To see the relative magnitude of the Risk Corridors program, consider the bigger picture. The CBO projected most recently, for example, that subsidies to help individuals purchase insurance via tax credits and cost sharing reductions would total $26 billion in 2014 and ramp up to $108 billion by 2017.  To be sure, that figure was based on the assumption, which is beginning to look very suspect, that there would be 7 million people in the Exchanges in 2014, and thus might decrease if enrollment is considerably lower.  Still, since by my calculations it seems unlikely that the Risk Corridor payments will amount to more than $1 billion per year (but see footnote below), it is not as if the cost of “Obamacare” suddenly went through the roof. Maybe Risk Corridors could be considered the “straw that broke the camel’s back,” but the Affordable Care Act has always been a stretch of the federal budget and it has been a stretch that many have long found deeply troubling.

Bounding box entries:

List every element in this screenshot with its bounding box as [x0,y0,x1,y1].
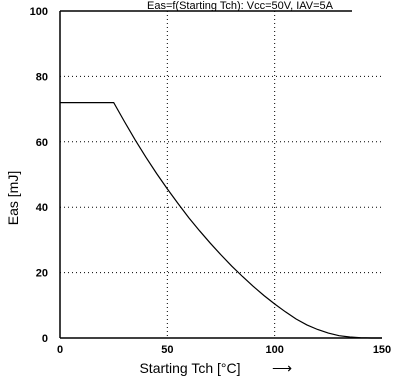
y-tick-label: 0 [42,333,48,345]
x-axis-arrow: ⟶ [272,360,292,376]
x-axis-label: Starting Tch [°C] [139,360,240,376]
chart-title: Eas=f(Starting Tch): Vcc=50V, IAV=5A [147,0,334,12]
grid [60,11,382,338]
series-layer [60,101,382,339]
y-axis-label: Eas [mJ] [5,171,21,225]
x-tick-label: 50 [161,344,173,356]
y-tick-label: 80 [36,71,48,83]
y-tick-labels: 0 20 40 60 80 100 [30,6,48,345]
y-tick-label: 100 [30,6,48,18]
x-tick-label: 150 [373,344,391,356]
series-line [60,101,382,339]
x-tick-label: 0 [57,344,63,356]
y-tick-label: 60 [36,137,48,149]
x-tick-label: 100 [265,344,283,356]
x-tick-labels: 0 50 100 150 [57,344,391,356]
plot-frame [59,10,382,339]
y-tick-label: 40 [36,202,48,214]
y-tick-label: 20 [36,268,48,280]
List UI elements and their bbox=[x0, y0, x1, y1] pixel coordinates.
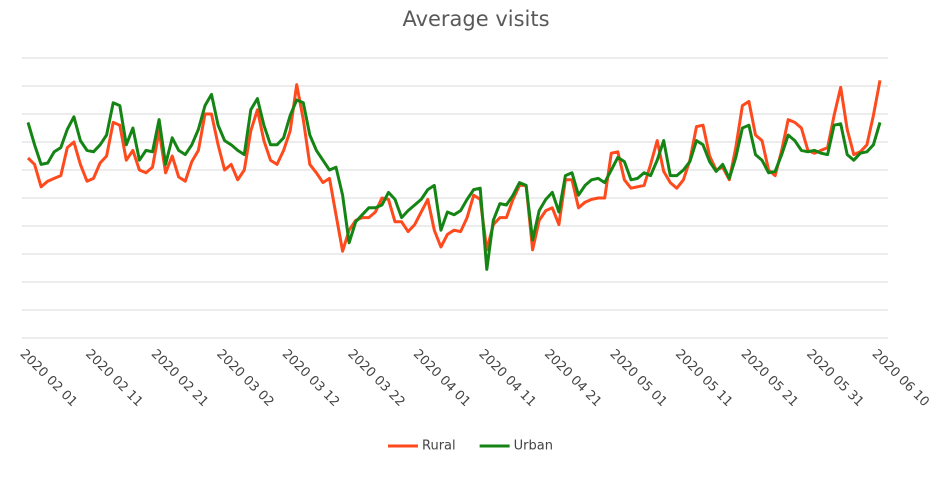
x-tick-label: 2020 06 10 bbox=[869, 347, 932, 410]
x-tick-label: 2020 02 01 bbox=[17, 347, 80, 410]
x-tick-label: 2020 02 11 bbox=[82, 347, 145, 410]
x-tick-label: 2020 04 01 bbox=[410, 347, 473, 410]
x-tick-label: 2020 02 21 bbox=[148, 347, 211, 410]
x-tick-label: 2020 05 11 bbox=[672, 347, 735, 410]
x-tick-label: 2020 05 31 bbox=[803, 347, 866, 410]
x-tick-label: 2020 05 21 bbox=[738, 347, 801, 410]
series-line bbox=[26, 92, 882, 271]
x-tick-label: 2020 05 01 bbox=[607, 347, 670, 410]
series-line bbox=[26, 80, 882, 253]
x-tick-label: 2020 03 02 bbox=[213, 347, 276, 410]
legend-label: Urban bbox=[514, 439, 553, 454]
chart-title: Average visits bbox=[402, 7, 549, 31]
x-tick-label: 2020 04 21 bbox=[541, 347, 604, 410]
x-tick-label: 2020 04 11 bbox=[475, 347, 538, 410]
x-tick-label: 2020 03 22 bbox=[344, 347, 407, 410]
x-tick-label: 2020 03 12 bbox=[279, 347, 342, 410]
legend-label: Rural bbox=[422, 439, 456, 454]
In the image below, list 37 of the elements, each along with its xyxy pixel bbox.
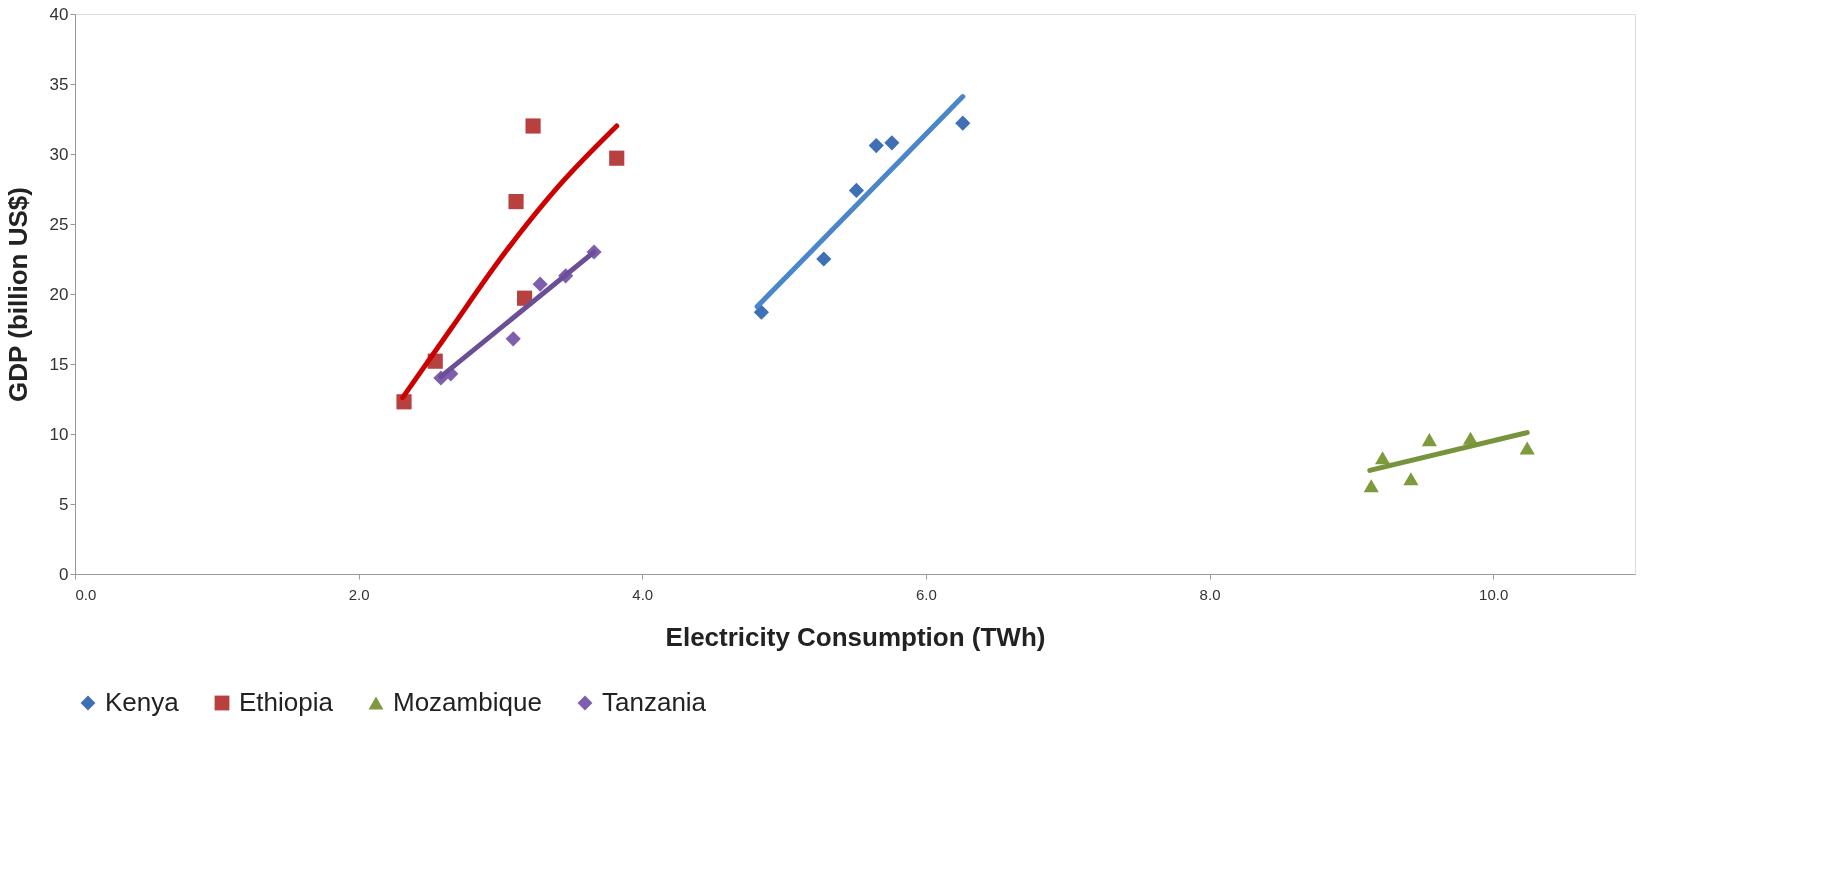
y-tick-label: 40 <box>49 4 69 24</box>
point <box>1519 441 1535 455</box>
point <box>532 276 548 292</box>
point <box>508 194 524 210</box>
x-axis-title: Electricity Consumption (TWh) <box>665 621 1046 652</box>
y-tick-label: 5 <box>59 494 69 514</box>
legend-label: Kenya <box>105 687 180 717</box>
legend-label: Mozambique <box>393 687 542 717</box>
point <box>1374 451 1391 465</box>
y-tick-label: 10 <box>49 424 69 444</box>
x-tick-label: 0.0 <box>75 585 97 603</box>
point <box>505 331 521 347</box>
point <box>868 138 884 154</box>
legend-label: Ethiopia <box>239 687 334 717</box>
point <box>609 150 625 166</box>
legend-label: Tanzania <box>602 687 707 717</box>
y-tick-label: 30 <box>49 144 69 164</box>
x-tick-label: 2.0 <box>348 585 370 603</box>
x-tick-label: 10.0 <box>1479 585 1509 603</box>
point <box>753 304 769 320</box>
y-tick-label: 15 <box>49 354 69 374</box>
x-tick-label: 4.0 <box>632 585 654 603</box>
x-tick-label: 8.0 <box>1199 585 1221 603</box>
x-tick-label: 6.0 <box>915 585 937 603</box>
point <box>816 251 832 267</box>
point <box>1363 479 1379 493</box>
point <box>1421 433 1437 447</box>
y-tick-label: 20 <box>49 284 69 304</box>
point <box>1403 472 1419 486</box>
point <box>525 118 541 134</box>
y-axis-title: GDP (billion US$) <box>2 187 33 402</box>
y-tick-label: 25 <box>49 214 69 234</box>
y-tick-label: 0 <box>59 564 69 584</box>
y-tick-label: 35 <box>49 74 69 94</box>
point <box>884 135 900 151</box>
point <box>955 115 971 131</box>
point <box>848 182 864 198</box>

- Parts of the exercise
**1)** In the passage on the Risk Corridors program, what total did the CBO project for the insurance subsidies in 2014?
**2)** Decide whether each statement agrees with the passage on the Risk Corridors program, and quote the words that decide it.
(a) The CBO projection assumed 7 million people would be in the Exchanges in 2014.
(b) The writer calculates that Risk Corridor payments will probably exceed $1 billion per year.
(c) The writer holds that the cost of the Affordable Care Act suddenly went through the roof.

- Worked answers
**1)** $26 billion.

**2)**
(a) Yes: "that there would be 7 million people in the Exchanges in 2014"
(b) No: "it seems unlikely that the Risk Corridor payments will amount to more than $1 billion per year"
(c) No: "it is not as if the cost of “Obamacare” suddenly went through the roof"